Data provided:
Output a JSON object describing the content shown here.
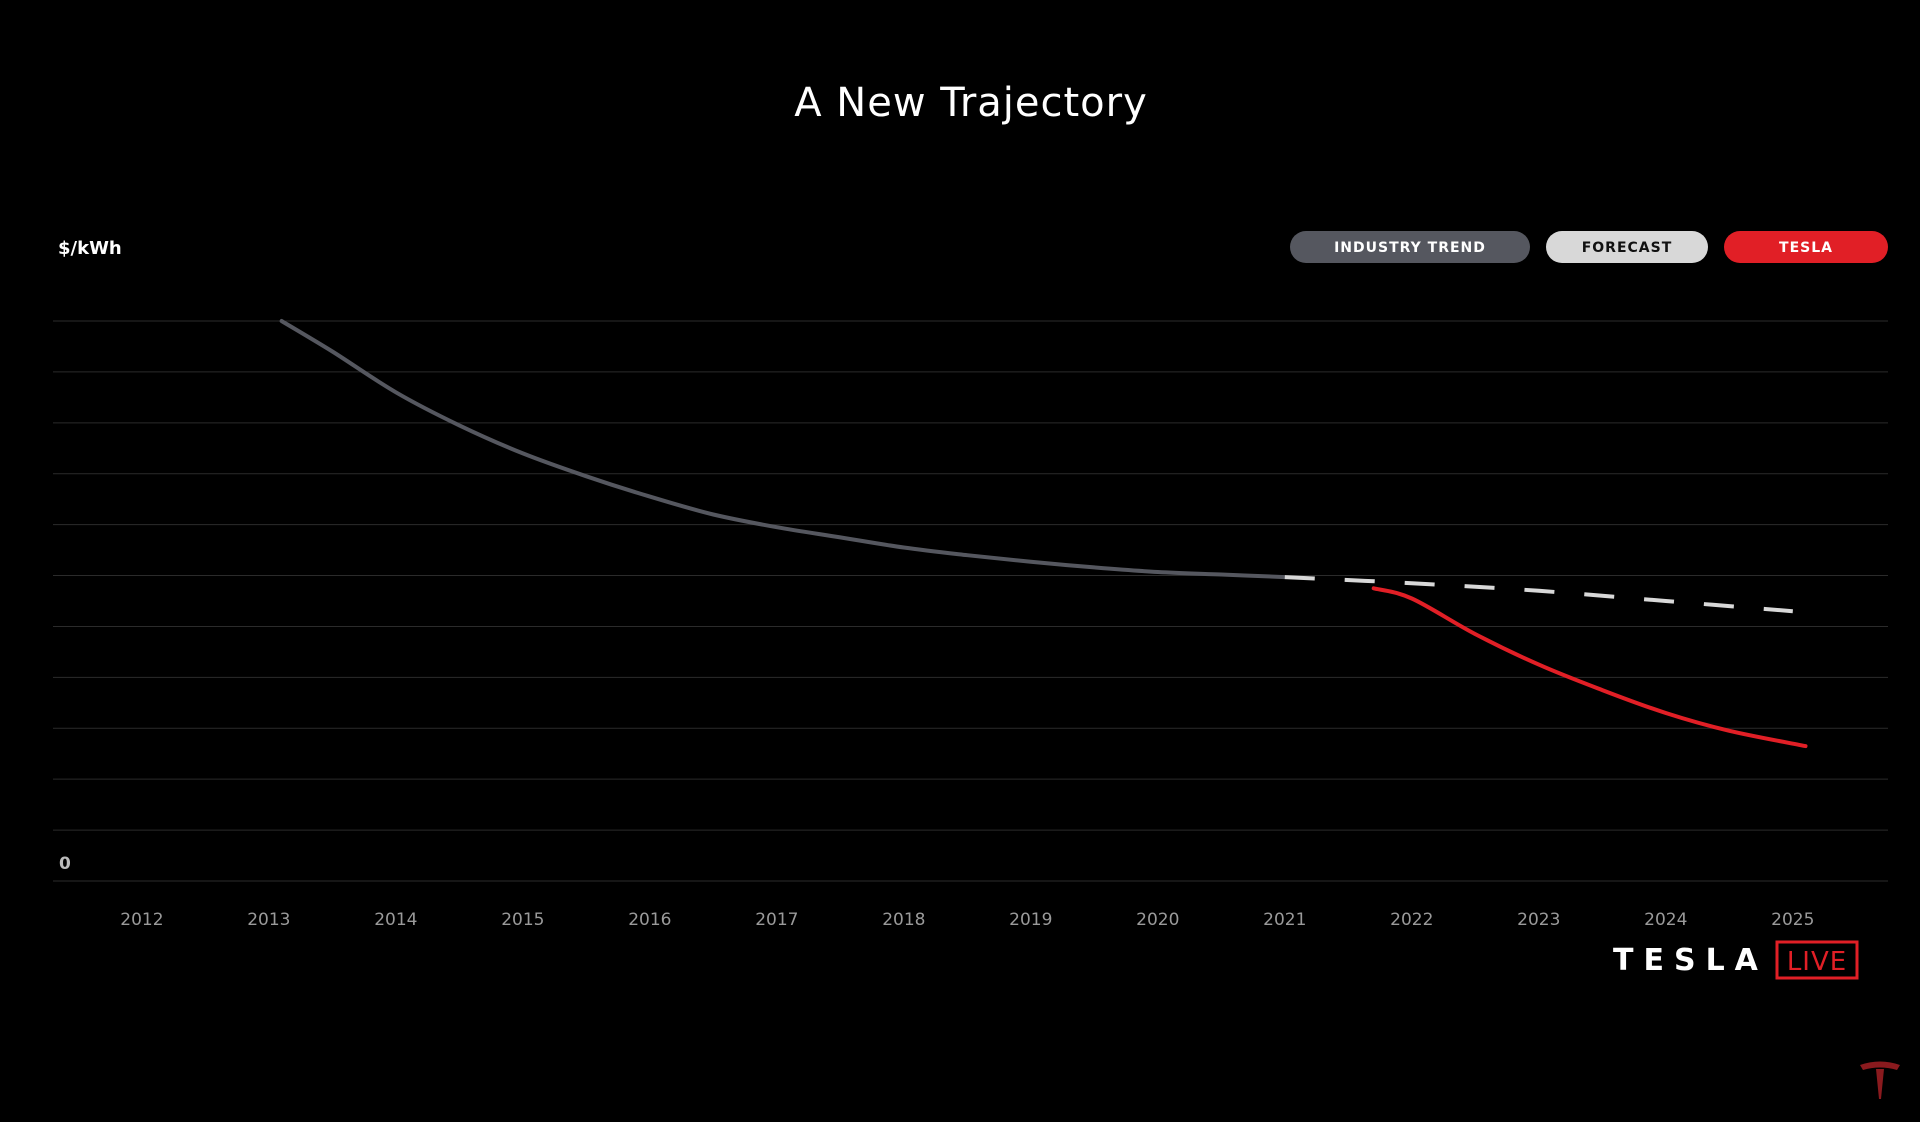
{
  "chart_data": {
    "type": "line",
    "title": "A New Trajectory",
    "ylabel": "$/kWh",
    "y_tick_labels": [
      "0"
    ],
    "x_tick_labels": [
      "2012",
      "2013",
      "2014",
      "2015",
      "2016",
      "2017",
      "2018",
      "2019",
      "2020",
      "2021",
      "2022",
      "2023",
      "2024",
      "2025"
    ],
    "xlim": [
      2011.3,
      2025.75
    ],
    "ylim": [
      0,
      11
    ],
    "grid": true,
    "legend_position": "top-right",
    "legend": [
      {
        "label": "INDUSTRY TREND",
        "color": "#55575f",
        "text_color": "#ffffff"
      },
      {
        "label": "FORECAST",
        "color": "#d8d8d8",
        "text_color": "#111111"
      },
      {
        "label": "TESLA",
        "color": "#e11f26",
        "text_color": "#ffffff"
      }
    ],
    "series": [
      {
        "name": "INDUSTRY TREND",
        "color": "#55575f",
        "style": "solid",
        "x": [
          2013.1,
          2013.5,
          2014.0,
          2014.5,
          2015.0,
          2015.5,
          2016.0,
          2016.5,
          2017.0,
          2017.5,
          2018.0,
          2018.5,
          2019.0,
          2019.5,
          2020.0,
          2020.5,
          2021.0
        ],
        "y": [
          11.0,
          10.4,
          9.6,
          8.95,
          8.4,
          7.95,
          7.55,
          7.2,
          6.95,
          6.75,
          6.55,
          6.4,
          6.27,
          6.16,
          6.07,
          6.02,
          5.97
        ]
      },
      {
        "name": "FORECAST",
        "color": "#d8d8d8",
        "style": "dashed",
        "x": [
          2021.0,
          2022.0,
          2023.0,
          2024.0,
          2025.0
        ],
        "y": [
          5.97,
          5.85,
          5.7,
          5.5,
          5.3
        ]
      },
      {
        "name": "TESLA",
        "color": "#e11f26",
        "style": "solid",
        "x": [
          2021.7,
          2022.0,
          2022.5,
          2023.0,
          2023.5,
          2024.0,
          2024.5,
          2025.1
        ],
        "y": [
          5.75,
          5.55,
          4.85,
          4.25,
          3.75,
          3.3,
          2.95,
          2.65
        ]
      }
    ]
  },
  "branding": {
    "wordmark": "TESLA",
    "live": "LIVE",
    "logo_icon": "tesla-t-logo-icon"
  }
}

* * *

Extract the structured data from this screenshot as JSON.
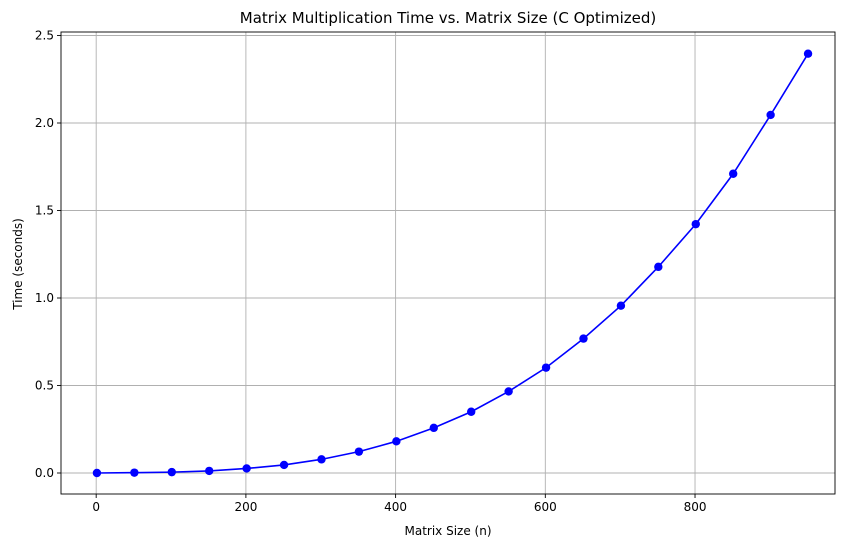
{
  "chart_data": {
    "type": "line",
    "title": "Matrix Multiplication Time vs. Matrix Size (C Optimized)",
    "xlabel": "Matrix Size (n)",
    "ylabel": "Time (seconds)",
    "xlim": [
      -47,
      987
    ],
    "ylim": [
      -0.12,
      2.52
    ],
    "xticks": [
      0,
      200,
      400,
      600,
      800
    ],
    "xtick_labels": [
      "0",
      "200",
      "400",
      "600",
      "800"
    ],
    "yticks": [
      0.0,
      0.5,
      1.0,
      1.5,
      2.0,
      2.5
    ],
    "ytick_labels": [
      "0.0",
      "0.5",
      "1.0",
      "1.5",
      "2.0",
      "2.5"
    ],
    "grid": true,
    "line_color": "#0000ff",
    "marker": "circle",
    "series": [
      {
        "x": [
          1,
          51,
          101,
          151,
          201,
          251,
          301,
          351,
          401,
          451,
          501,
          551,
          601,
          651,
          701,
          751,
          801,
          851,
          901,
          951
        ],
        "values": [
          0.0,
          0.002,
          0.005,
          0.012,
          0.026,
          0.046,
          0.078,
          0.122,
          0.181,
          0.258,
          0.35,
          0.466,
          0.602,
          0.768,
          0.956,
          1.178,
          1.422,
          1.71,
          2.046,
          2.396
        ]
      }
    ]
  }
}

Task prompt:
Scan the records above and report how many lines include the word "Size", without any other text.

Response:
2